SHORT PROBLEM: Copy out all lines that carry the word "الفقهية".

Collected data entries
○ ○ ○ ○

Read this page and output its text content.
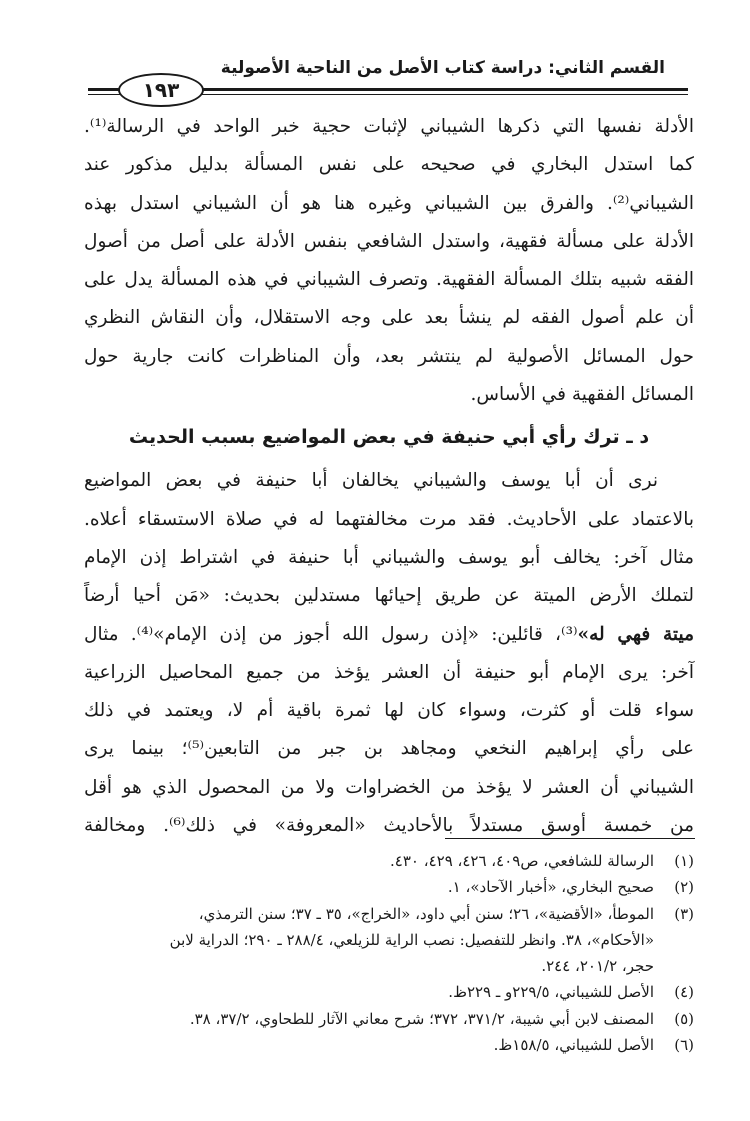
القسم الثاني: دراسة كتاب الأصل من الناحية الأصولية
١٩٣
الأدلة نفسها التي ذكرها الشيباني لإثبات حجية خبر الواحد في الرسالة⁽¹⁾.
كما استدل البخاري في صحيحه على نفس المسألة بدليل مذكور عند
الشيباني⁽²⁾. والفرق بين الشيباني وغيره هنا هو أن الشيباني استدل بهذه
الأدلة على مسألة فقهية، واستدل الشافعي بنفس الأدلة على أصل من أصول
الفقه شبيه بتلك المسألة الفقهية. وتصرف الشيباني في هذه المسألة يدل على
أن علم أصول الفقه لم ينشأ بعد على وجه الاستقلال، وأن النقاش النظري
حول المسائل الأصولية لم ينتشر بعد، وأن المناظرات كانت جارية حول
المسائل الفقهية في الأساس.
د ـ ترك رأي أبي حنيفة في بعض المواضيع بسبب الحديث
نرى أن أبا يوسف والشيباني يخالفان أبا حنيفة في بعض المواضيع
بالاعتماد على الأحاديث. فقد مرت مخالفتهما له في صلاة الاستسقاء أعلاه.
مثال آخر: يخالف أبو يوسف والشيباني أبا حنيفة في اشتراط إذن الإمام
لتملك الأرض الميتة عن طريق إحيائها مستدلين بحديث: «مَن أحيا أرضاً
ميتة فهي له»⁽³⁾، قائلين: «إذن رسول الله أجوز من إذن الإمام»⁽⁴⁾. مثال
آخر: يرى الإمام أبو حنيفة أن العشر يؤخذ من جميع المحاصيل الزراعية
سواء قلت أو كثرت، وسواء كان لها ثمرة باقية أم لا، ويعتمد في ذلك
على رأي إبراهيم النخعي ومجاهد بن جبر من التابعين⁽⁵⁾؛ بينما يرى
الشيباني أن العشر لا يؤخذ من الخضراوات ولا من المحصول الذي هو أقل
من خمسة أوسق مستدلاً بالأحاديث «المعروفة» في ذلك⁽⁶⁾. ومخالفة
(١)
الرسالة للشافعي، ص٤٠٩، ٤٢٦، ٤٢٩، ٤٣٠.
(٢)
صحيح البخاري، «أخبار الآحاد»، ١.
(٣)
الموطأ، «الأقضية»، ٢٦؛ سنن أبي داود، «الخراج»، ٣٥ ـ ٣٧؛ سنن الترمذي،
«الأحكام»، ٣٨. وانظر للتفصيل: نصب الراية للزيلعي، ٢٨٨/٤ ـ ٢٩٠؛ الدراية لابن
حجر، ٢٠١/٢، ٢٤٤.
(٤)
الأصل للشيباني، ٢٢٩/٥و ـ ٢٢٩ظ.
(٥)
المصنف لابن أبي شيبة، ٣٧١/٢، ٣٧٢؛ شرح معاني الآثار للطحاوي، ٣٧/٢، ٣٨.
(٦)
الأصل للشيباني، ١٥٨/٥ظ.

○ ○ ○ ○

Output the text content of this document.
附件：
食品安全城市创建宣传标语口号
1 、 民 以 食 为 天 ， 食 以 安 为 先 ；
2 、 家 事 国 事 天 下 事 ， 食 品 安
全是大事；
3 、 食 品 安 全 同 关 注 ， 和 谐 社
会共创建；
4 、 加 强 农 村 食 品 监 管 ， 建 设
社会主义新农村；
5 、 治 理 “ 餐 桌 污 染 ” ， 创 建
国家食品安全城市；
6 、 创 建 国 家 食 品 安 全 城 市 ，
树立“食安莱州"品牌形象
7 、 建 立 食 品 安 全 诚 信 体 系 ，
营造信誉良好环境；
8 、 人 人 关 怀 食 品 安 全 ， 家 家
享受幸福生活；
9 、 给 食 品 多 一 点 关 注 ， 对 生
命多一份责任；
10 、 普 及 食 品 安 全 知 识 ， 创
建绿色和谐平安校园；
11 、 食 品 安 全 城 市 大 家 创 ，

○ ○ ○ ○

RESPONSE:
الفقه شبيه بتلك المسألة الفقهية. وتصرف الشيباني في هذه المسألة يدل على
المسائل الفقهية في الأساس.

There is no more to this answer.